◆ **Task requirements**
Below is a set of records. Repeat all of them exactly.

◆ **Input for this task**
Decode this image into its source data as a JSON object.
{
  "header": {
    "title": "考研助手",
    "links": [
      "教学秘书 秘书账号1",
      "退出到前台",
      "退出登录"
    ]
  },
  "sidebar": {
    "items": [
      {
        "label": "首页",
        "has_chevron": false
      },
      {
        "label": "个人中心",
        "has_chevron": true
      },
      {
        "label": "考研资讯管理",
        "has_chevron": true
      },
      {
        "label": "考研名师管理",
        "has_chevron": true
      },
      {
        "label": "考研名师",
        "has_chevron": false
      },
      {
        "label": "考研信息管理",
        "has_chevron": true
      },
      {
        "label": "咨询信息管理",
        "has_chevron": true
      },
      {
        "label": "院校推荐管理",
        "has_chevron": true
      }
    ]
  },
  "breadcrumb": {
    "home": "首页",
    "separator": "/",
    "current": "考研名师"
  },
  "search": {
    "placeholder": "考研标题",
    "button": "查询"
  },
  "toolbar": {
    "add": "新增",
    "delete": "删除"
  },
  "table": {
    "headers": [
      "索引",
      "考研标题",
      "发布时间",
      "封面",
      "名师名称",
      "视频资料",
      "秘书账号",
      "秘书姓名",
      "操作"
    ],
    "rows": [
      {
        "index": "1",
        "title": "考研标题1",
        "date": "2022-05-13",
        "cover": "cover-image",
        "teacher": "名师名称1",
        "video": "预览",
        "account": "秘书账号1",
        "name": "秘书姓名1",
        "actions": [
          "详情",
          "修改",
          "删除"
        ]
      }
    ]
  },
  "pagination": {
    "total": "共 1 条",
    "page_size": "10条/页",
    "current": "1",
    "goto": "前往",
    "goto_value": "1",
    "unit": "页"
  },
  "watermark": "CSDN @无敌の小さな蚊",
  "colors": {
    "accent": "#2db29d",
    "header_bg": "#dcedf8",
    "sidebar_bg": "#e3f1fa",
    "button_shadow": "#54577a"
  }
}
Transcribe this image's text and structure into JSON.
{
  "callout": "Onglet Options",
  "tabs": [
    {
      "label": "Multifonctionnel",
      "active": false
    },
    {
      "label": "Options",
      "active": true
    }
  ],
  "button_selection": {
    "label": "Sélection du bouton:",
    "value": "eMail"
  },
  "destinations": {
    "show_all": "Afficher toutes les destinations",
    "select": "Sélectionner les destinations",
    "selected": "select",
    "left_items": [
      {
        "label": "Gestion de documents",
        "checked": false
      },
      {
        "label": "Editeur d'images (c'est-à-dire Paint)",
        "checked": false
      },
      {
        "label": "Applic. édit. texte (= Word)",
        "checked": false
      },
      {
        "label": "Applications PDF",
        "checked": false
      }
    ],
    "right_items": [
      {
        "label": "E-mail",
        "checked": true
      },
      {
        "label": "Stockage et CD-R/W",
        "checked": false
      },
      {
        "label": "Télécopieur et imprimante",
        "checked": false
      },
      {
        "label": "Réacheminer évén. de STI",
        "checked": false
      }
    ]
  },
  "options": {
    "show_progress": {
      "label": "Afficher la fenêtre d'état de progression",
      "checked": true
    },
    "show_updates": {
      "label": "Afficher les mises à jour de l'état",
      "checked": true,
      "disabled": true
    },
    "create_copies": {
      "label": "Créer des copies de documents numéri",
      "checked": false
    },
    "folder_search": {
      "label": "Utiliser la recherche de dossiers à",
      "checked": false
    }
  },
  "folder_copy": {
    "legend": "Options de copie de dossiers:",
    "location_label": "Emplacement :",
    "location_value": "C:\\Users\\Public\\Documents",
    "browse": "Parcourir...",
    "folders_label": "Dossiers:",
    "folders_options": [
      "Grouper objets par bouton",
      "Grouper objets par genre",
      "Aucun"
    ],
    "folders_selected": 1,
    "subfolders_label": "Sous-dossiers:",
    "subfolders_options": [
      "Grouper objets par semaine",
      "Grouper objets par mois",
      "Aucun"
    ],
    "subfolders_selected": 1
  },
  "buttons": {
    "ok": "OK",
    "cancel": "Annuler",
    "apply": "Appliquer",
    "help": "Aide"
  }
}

◆ **Worked solution**
Decode this image into its source data as a JSON object.
{
  "header": {
    "title": "考研助手",
    "links": [
      "教学秘书 秘书账号1",
      "退出到前台",
      "退出登录"
    ]
  },
  "sidebar": {
    "items": [
      {
        "label": "首页",
        "has_chevron": false
      },
      {
        "label": "个人中心",
        "has_chevron": true
      },
      {
        "label": "考研资讯管理",
        "has_chevron": true
      },
      {
        "label": "考研名师管理",
        "has_chevron": true
      },
      {
        "label": "考研名师",
        "has_chevron": false
      },
      {
        "label": "考研信息管理",
        "has_chevron": true
      },
      {
        "label": "咨询信息管理",
        "has_chevron": true
      },
      {
        "label": "院校推荐管理",
        "has_chevron": true
      }
    ]
  },
  "breadcrumb": {
    "home": "首页",
    "separator": "/",
    "current": "考研名师"
  },
  "search": {
    "placeholder": "考研标题",
    "button": "查询"
  },
  "toolbar": {
    "add": "新增",
    "delete": "删除"
  },
  "table": {
    "headers": [
      "索引",
      "考研标题",
      "发布时间",
      "封面",
      "名师名称",
      "视频资料",
      "秘书账号",
      "秘书姓名",
      "操作"
    ],
    "rows": [
      {
        "index": "1",
        "title": "考研标题1",
        "date": "2022-05-13",
        "cover": "cover-image",
        "teacher": "名师名称1",
        "video": "预览",
        "account": "秘书账号1",
        "name": "秘书姓名1",
        "actions": [
          "详情",
          "修改",
          "删除"
        ]
      }
    ]
  },
  "pagination": {
    "total": "共 1 条",
    "page_size": "10条/页",
    "current": "1",
    "goto": "前往",
    "goto_value": "1",
    "unit": "页"
  },
  "watermark": "CSDN @无敌の小さな蚊",
  "colors": {
    "accent": "#2db29d",
    "header_bg": "#dcedf8",
    "sidebar_bg": "#e3f1fa",
    "button_shadow": "#54577a"
  }
}
Transcribe this image's text and structure into JSON.
{
  "callout": "Onglet Options",
  "tabs": [
    {
      "label": "Multifonctionnel",
      "active": false
    },
    {
      "label": "Options",
      "active": true
    }
  ],
  "button_selection": {
    "label": "Sélection du bouton:",
    "value": "eMail"
  },
  "destinations": {
    "show_all": "Afficher toutes les destinations",
    "select": "Sélectionner les destinations",
    "selected": "select",
    "left_items": [
      {
        "label": "Gestion de documents",
        "checked": false
      },
      {
        "label": "Editeur d'images (c'est-à-dire Paint)",
        "checked": false
      },
      {
        "label": "Applic. édit. texte (= Word)",
        "checked": false
      },
      {
        "label": "Applications PDF",
        "checked": false
      }
    ],
    "right_items": [
      {
        "label": "E-mail",
        "checked": true
      },
      {
        "label": "Stockage et CD-R/W",
        "checked": false
      },
      {
        "label": "Télécopieur et imprimante",
        "checked": false
      },
      {
        "label": "Réacheminer évén. de STI",
        "checked": false
      }
    ]
  },
  "options": {
    "show_progress": {
      "label": "Afficher la fenêtre d'état de progression",
      "checked": true
    },
    "show_updates": {
      "label": "Afficher les mises à jour de l'état",
      "checked": true,
      "disabled": true
    },
    "create_copies": {
      "label": "Créer des copies de documents numéri",
      "checked": false
    },
    "folder_search": {
      "label": "Utiliser la recherche de dossiers à",
      "checked": false
    }
  },
  "folder_copy": {
    "legend": "Options de copie de dossiers:",
    "location_label": "Emplacement :",
    "location_value": "C:\\Users\\Public\\Documents",
    "browse": "Parcourir...",
    "folders_label": "Dossiers:",
    "folders_options": [
      "Grouper objets par bouton",
      "Grouper objets par genre",
      "Aucun"
    ],
    "folders_selected": 1,
    "subfolders_label": "Sous-dossiers:",
    "subfolders_options": [
      "Grouper objets par semaine",
      "Grouper objets par mois",
      "Aucun"
    ],
    "subfolders_selected": 1
  },
  "buttons": {
    "ok": "OK",
    "cancel": "Annuler",
    "apply": "Appliquer",
    "help": "Aide"
  }
}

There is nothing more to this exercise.